Material provided:

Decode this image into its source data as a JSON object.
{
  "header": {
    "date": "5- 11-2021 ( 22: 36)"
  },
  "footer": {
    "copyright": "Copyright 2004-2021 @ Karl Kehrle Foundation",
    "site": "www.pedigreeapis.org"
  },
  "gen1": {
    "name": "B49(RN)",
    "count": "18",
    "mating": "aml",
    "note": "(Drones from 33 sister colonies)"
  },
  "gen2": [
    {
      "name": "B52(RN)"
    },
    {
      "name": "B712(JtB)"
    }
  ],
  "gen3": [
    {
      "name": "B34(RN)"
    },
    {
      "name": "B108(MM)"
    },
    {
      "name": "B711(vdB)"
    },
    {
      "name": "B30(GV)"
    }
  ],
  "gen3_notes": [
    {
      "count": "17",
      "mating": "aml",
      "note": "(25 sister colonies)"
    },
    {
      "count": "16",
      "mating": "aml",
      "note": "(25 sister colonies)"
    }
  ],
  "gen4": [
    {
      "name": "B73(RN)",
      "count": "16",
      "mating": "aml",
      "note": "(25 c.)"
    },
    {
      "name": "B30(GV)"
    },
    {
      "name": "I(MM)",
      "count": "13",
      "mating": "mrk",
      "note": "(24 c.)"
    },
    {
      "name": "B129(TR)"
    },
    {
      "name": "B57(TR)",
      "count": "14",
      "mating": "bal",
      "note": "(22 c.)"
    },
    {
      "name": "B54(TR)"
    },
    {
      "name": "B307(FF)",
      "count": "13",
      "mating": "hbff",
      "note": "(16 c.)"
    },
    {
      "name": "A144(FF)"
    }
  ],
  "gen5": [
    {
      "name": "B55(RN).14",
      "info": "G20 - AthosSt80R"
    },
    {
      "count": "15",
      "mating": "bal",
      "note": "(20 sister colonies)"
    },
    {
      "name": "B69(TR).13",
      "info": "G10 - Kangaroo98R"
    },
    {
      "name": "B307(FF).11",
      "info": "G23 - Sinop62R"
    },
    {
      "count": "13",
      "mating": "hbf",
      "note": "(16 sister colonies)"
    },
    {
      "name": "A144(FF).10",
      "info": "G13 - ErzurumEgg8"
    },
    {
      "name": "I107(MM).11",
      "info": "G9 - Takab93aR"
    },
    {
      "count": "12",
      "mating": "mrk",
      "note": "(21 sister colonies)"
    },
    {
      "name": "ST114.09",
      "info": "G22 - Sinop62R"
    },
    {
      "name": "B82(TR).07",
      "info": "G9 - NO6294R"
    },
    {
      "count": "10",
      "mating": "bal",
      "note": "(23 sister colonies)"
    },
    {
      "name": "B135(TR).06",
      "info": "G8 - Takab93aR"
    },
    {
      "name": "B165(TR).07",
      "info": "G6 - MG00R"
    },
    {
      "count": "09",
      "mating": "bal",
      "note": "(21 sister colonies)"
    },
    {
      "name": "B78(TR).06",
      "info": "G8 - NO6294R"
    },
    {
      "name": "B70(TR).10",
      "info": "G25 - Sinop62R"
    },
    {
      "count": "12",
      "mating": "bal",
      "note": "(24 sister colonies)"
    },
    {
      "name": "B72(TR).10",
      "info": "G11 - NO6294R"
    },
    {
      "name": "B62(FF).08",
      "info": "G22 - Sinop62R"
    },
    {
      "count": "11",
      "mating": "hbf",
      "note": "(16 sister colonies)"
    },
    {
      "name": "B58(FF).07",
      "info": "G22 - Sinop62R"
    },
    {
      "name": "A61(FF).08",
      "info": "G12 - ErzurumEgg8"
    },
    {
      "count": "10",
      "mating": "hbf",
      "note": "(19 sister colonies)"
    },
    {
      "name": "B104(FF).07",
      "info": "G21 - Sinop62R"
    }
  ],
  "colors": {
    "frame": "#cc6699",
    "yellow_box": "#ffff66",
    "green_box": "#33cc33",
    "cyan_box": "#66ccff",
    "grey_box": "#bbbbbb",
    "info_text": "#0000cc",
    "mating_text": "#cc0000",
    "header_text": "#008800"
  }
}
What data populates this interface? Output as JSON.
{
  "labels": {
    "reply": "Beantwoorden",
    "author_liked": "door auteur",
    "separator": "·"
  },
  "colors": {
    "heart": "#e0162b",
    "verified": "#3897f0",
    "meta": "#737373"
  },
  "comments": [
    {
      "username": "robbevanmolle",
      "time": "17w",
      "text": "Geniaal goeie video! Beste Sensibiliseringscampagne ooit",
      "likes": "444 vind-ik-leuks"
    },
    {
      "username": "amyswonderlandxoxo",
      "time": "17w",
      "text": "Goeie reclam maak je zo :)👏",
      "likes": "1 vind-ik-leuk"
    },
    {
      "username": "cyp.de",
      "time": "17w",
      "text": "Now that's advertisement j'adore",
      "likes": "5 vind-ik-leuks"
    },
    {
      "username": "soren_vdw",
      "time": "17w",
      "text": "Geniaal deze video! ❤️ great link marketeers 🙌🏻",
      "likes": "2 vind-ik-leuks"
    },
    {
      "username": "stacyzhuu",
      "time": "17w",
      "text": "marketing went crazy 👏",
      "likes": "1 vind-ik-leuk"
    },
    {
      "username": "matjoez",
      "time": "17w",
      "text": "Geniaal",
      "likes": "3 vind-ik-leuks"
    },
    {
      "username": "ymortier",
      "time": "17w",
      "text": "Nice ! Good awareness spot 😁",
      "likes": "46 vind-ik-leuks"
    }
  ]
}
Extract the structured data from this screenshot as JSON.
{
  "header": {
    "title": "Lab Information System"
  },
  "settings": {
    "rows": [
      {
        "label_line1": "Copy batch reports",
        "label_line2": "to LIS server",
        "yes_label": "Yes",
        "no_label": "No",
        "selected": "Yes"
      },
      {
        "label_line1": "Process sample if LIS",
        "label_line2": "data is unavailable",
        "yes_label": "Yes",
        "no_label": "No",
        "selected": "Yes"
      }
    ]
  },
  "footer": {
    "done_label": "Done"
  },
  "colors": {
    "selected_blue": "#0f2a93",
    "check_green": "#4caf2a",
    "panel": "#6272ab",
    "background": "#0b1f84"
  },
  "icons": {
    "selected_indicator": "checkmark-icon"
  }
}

Your objective:
Show every line that contains the word "data".

The reply:
Decode this image into its source data as a JSON object.
What data populates this interface? Output as JSON.
Extract the structured data from this screenshot as JSON.
        "label_line2": "data is unavailable",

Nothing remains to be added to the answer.